Each record below is to be reproduced without any change.

> Given entries
[Start]
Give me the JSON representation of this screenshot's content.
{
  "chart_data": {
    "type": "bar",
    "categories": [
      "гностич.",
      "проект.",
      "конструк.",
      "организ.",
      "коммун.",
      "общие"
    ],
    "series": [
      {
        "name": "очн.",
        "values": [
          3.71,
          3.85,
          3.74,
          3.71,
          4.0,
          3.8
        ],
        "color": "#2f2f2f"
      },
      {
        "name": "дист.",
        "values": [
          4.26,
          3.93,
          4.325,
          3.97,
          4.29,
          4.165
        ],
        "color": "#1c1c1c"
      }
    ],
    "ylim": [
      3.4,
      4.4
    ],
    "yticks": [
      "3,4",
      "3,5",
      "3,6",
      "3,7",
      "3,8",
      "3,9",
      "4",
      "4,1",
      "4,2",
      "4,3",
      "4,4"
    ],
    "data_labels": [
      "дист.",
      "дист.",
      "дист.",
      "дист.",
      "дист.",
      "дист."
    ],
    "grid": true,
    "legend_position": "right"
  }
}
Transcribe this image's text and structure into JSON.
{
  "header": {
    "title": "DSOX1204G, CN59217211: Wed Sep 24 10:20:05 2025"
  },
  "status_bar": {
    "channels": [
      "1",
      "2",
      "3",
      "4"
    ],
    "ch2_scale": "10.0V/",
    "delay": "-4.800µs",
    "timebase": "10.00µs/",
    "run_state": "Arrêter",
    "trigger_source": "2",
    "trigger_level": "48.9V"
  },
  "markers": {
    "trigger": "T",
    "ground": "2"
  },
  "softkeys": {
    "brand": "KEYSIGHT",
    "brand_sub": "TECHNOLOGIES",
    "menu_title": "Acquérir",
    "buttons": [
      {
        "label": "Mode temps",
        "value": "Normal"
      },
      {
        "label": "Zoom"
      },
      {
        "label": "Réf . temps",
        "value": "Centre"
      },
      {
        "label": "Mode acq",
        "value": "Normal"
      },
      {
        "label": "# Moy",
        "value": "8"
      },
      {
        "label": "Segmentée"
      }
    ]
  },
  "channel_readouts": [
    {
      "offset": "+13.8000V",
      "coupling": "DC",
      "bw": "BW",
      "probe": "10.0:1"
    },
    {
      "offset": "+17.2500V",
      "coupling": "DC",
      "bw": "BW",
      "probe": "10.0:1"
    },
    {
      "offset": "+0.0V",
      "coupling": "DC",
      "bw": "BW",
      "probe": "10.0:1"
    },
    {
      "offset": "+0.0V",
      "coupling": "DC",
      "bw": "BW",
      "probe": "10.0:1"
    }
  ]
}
[End]
> Right answer
Give me the JSON representation of this screenshot's content.
{
  "chart_data": {
    "type": "bar",
    "categories": [
      "гностич.",
      "проект.",
      "конструк.",
      "организ.",
      "коммун.",
      "общие"
    ],
    "series": [
      {
        "name": "очн.",
        "values": [
          3.71,
          3.85,
          3.74,
          3.71,
          4.0,
          3.8
        ],
        "color": "#2f2f2f"
      },
      {
        "name": "дист.",
        "values": [
          4.26,
          3.93,
          4.325,
          3.97,
          4.29,
          4.165
        ],
        "color": "#1c1c1c"
      }
    ],
    "ylim": [
      3.4,
      4.4
    ],
    "yticks": [
      "3,4",
      "3,5",
      "3,6",
      "3,7",
      "3,8",
      "3,9",
      "4",
      "4,1",
      "4,2",
      "4,3",
      "4,4"
    ],
    "data_labels": [
      "дист.",
      "дист.",
      "дист.",
      "дист.",
      "дист.",
      "дист."
    ],
    "grid": true,
    "legend_position": "right"
  }
}
Transcribe this image's text and structure into JSON.
{
  "header": {
    "title": "DSOX1204G, CN59217211: Wed Sep 24 10:20:05 2025"
  },
  "status_bar": {
    "channels": [
      "1",
      "2",
      "3",
      "4"
    ],
    "ch2_scale": "10.0V/",
    "delay": "-4.800µs",
    "timebase": "10.00µs/",
    "run_state": "Arrêter",
    "trigger_source": "2",
    "trigger_level": "48.9V"
  },
  "markers": {
    "trigger": "T",
    "ground": "2"
  },
  "softkeys": {
    "brand": "KEYSIGHT",
    "brand_sub": "TECHNOLOGIES",
    "menu_title": "Acquérir",
    "buttons": [
      {
        "label": "Mode temps",
        "value": "Normal"
      },
      {
        "label": "Zoom"
      },
      {
        "label": "Réf . temps",
        "value": "Centre"
      },
      {
        "label": "Mode acq",
        "value": "Normal"
      },
      {
        "label": "# Moy",
        "value": "8"
      },
      {
        "label": "Segmentée"
      }
    ]
  },
  "channel_readouts": [
    {
      "offset": "+13.8000V",
      "coupling": "DC",
      "bw": "BW",
      "probe": "10.0:1"
    },
    {
      "offset": "+17.2500V",
      "coupling": "DC",
      "bw": "BW",
      "probe": "10.0:1"
    },
    {
      "offset": "+0.0V",
      "coupling": "DC",
      "bw": "BW",
      "probe": "10.0:1"
    },
    {
      "offset": "+0.0V",
      "coupling": "DC",
      "bw": "BW",
      "probe": "10.0:1"
    }
  ]
}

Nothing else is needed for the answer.